Copy each line of the listing below where the word "adoptado" turns up.
________________________________________
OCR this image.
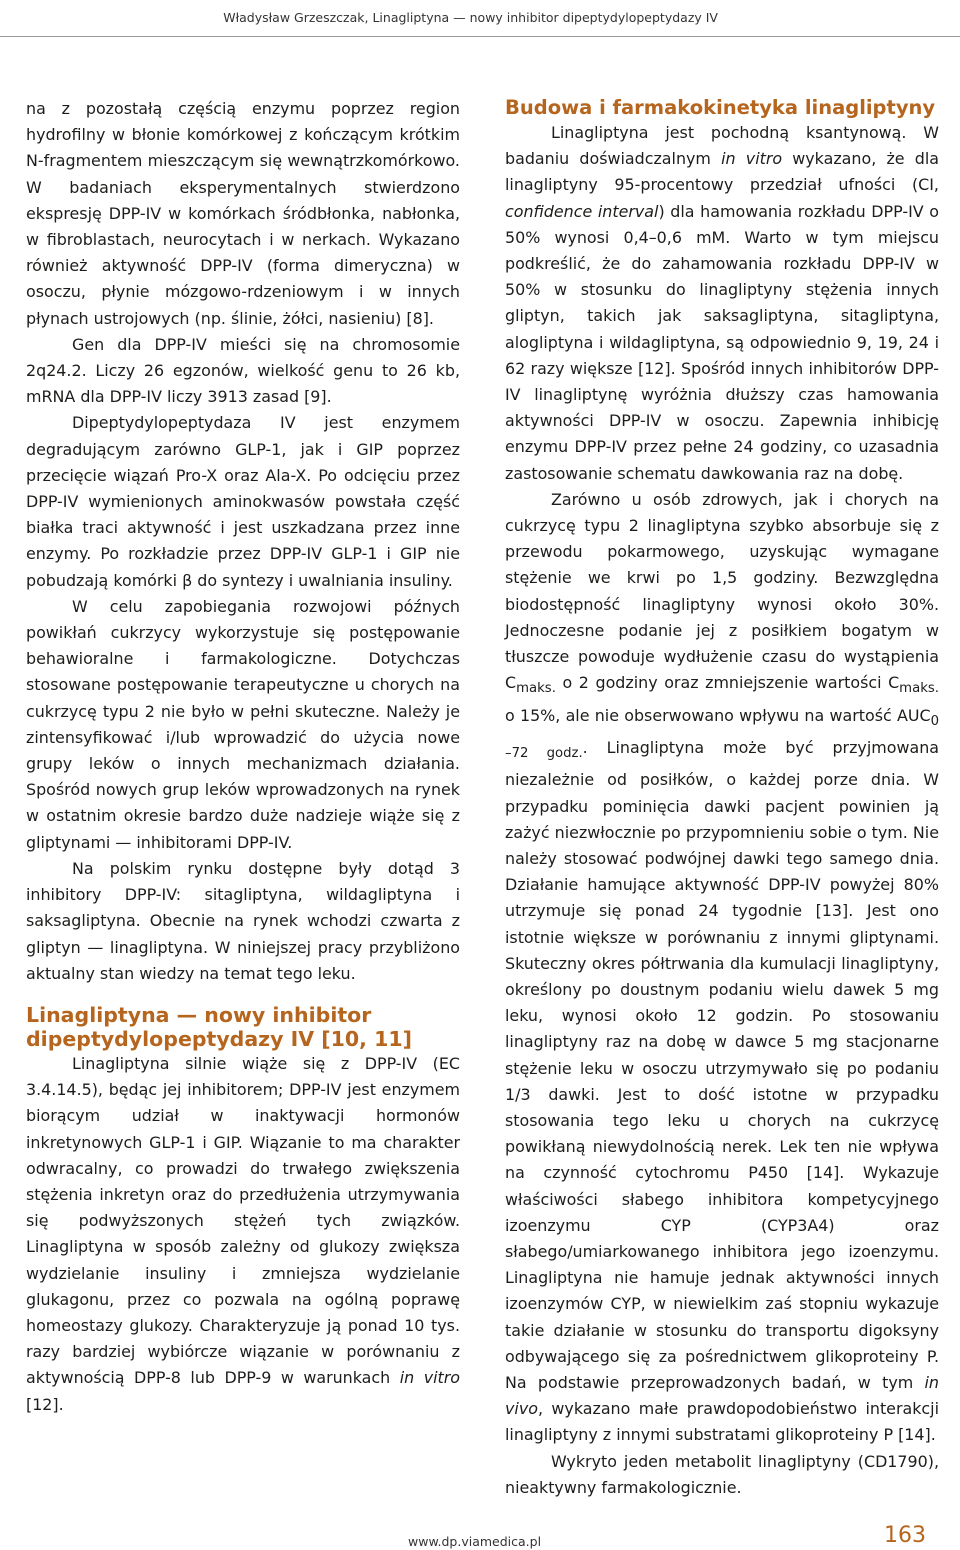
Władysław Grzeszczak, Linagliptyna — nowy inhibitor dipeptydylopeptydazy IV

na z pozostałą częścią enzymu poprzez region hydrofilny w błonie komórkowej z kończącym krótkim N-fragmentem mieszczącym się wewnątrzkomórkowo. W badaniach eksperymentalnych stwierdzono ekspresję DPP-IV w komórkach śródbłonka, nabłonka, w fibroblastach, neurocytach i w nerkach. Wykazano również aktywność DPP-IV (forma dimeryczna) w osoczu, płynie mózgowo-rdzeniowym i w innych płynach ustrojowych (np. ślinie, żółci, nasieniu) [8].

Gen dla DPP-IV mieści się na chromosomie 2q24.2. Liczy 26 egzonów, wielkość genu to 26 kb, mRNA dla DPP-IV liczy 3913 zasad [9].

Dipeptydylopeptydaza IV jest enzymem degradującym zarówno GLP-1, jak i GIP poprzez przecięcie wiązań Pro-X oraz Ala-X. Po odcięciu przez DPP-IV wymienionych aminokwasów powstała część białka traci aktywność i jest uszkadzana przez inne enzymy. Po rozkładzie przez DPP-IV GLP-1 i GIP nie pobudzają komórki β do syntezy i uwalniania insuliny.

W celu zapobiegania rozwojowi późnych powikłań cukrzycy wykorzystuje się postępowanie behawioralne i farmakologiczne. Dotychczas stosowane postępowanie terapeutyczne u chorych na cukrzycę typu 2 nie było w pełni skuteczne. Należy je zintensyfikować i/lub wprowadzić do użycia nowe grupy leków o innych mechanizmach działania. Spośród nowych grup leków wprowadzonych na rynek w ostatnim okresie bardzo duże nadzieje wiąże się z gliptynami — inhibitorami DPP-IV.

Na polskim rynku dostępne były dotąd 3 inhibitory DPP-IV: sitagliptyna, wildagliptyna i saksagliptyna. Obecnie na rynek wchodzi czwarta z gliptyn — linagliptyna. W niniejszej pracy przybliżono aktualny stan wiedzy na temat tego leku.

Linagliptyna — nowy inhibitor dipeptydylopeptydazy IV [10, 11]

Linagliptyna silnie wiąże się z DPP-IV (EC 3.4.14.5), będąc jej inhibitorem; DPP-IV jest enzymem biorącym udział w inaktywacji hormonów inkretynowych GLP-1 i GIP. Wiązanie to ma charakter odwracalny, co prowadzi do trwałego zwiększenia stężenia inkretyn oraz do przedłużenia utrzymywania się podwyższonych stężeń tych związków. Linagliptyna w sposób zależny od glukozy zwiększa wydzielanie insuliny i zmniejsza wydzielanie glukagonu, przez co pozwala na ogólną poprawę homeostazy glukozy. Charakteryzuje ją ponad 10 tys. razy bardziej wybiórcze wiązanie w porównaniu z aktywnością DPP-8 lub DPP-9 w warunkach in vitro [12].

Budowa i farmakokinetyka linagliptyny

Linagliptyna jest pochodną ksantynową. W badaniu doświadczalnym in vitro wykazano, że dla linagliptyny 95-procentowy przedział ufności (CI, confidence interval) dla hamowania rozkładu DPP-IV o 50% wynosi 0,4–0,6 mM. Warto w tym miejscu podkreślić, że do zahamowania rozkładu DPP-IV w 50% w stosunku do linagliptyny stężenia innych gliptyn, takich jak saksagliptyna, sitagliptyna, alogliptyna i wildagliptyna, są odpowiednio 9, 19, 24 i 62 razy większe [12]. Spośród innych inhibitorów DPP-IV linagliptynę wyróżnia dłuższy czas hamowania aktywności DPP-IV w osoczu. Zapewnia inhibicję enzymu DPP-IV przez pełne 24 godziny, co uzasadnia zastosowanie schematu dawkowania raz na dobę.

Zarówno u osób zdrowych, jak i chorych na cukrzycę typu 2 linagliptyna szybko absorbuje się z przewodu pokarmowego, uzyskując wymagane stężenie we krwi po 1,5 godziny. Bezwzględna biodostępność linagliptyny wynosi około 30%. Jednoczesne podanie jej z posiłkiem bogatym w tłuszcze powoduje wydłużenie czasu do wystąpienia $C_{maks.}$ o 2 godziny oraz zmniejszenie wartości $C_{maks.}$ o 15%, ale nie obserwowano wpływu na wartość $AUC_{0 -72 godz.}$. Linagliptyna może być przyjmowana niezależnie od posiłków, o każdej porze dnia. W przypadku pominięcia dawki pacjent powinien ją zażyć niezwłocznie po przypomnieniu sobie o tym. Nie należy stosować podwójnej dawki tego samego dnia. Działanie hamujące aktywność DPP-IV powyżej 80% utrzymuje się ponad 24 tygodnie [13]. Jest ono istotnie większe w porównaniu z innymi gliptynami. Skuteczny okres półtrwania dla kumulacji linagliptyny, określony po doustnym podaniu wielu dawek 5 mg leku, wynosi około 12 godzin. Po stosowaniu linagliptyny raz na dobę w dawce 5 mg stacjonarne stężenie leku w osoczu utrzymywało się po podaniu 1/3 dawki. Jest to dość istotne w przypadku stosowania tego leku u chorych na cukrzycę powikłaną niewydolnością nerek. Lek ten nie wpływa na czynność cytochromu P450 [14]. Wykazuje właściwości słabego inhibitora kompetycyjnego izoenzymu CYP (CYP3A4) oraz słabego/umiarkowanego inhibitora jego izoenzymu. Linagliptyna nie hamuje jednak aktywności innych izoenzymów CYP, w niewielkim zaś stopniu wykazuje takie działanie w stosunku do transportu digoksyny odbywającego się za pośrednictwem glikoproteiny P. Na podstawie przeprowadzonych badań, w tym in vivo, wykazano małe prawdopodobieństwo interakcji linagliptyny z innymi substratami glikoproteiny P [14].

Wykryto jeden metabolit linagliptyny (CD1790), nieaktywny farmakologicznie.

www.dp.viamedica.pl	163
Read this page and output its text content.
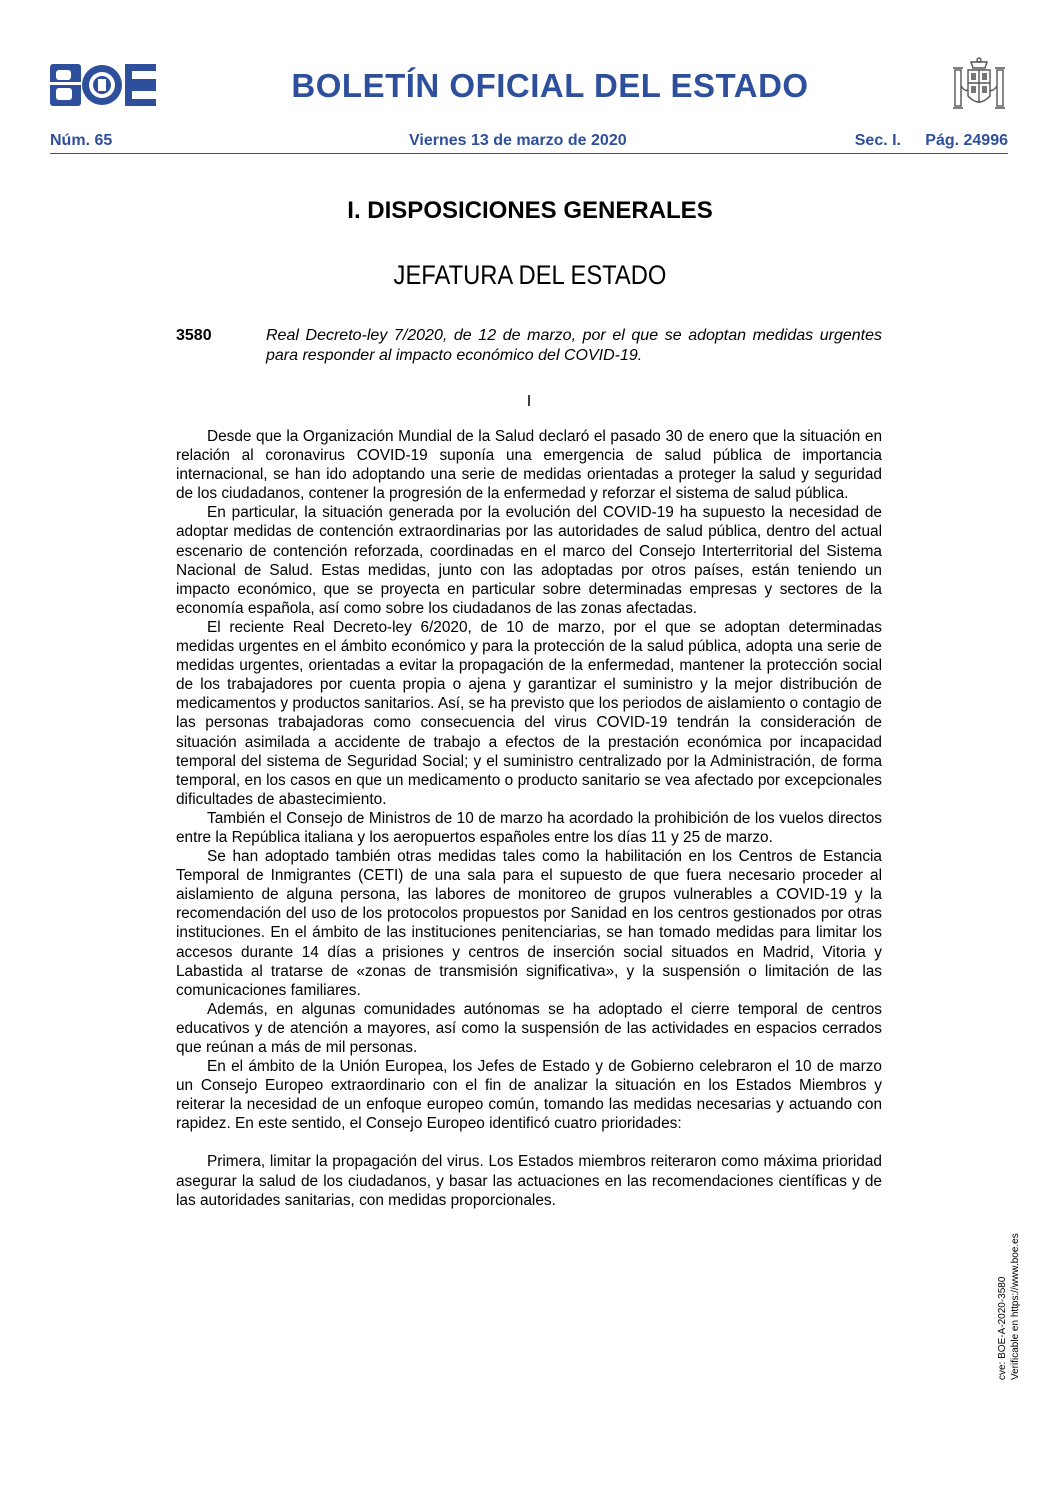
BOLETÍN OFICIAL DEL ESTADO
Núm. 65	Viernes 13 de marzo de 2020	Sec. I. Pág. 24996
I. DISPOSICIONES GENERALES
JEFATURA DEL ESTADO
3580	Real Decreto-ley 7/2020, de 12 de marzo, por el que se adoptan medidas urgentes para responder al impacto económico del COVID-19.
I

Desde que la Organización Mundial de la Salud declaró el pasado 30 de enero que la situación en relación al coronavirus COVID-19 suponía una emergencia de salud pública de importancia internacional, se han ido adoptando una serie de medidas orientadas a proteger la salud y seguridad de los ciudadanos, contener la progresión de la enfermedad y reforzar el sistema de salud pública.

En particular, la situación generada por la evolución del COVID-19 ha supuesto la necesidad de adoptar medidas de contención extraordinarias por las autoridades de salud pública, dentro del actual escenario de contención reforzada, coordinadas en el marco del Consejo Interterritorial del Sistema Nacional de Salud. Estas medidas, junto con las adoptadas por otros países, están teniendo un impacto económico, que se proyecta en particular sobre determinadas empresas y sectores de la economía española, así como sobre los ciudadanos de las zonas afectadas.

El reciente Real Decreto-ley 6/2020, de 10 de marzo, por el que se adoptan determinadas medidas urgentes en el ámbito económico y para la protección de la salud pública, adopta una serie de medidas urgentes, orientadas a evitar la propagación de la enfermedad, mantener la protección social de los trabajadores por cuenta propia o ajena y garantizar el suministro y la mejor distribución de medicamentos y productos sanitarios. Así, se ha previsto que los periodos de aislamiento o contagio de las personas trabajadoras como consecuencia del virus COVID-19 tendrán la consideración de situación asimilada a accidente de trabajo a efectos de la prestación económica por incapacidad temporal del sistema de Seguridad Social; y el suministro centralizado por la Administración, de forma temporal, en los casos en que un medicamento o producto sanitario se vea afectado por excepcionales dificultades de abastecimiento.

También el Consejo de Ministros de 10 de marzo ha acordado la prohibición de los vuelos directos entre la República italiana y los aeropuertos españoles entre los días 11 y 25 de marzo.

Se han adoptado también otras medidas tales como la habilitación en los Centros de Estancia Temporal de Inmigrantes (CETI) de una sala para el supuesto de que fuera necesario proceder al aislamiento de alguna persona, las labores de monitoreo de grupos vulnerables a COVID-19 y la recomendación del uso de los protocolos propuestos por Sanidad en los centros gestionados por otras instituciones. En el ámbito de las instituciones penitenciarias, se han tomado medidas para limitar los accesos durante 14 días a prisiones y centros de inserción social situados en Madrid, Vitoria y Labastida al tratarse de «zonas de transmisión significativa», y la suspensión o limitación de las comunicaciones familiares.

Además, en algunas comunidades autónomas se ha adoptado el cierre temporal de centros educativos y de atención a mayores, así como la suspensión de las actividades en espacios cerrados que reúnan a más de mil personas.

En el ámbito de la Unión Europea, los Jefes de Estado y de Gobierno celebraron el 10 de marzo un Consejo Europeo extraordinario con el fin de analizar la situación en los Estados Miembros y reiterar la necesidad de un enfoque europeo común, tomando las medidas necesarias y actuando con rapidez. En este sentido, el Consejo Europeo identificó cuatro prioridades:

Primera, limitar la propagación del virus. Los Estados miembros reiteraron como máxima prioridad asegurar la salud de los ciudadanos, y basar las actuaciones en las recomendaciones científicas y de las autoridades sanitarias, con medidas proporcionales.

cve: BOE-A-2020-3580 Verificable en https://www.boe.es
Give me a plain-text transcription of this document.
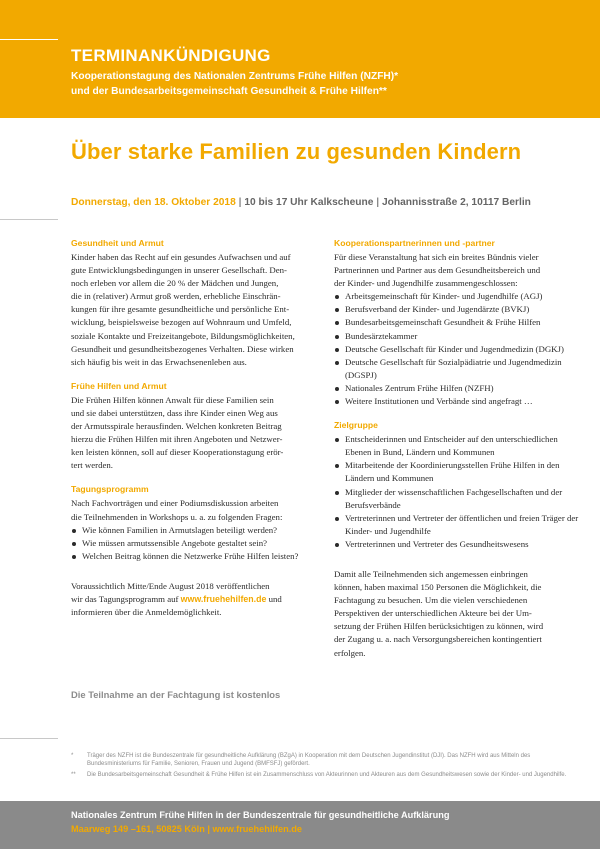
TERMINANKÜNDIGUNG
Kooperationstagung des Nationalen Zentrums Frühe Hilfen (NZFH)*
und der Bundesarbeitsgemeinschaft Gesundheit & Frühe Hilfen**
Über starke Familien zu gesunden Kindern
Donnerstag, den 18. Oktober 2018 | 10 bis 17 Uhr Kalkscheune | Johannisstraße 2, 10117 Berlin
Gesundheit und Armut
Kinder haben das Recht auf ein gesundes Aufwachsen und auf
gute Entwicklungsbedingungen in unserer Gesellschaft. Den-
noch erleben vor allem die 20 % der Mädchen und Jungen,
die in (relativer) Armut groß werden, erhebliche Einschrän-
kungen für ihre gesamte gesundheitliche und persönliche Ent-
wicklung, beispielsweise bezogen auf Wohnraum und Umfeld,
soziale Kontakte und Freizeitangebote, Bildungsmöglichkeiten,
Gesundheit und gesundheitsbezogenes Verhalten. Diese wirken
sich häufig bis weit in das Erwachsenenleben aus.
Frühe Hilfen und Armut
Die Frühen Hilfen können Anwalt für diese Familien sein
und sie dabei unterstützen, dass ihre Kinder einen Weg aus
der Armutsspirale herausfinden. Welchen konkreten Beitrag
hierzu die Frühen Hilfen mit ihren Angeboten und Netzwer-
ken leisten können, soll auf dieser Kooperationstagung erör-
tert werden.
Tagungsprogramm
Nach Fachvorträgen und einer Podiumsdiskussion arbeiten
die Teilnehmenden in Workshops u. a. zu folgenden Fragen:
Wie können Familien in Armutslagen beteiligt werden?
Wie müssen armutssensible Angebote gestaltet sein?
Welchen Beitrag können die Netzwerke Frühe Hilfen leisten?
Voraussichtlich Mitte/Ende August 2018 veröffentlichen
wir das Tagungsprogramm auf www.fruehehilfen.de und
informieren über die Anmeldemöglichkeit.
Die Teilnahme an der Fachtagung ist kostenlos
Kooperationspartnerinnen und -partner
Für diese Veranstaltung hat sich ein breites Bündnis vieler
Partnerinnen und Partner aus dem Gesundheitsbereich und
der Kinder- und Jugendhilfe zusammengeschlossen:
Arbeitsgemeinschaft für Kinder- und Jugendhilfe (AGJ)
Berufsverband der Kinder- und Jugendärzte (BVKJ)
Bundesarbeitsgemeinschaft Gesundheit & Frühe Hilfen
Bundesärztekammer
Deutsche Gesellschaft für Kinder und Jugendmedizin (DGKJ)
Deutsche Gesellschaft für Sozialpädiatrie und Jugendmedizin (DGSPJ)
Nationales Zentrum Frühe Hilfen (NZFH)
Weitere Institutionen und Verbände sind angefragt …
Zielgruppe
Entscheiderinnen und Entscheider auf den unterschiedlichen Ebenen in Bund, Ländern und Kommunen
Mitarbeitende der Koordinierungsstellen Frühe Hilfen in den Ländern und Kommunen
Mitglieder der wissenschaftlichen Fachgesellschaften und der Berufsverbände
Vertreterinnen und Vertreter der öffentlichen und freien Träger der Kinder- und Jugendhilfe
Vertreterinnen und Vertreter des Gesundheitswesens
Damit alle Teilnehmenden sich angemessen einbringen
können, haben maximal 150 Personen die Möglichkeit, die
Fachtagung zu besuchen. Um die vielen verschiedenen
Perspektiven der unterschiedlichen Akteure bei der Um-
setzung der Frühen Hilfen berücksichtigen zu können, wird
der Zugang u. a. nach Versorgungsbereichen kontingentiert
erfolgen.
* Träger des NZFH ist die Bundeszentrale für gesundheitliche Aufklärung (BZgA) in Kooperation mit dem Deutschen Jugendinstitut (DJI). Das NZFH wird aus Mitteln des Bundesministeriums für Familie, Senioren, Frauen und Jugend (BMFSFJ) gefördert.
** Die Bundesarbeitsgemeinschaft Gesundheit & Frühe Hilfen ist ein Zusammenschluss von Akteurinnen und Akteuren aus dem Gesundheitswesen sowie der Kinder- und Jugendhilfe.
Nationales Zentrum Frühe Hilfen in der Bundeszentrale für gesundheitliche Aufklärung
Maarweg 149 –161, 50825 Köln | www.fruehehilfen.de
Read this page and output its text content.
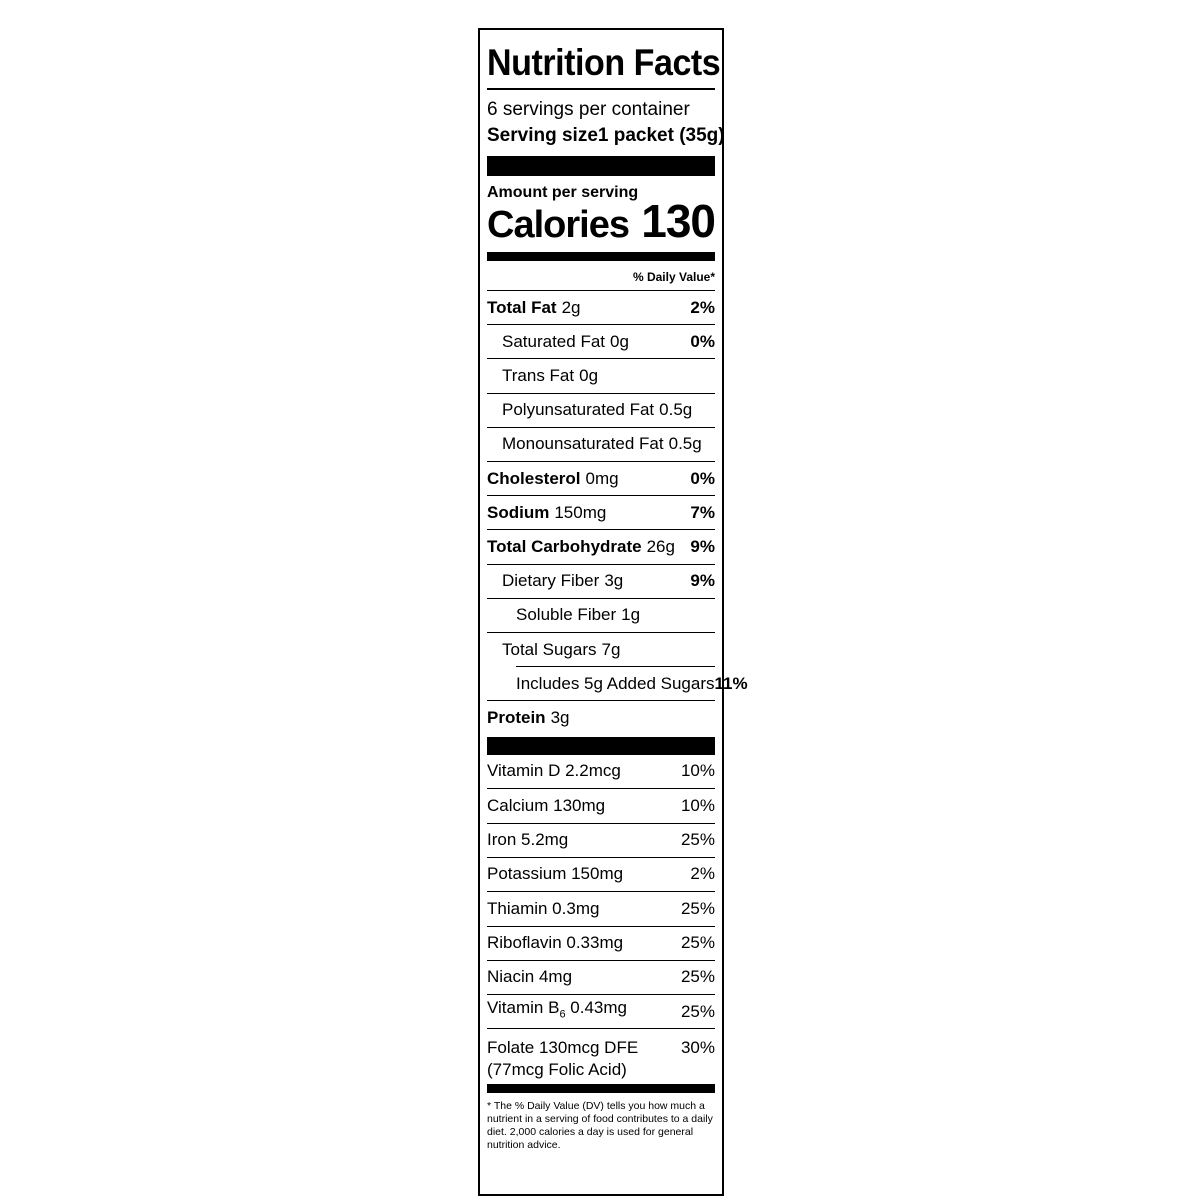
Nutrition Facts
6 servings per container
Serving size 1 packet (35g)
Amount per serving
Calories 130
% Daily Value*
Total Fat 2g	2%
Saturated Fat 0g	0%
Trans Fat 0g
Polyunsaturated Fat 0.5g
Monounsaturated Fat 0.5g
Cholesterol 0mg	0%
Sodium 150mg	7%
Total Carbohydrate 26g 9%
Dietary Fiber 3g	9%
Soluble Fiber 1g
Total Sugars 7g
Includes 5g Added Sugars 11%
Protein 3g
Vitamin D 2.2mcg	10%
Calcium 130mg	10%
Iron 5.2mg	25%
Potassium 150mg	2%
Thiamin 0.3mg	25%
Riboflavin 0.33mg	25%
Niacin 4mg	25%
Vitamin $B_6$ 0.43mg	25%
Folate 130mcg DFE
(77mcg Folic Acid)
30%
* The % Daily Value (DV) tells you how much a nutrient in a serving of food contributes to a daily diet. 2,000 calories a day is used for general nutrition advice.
________________________________________
▶ **Response area**
Se han adoptado también otras medidas tales como la habilitación en los Centros de Estancia Temporal de Inmigrantes (CETI) de una sala para el supuesto de que fuera necesario proceder al aislamiento de alguna persona, las labores de monitoreo de grupos vulnerables a COVID-19 y la recomendación del uso de los protocolos propuestos por Sanidad en los centros gestionados por otras instituciones. En el ámbito de las instituciones penitenciarias, se han tomado medidas para limitar los accesos durante 14 días a prisiones y centros de inserción social situados en Madrid, Vitoria y Labastida al tratarse de «zonas de transmisión significativa», y la suspensión o limitación de las comunicaciones familiares.
Además, en algunas comunidades autónomas se ha adoptado el cierre temporal de centros educativos y de atención a mayores, así como la suspensión de las actividades en espacios cerrados que reúnan a más de mil personas.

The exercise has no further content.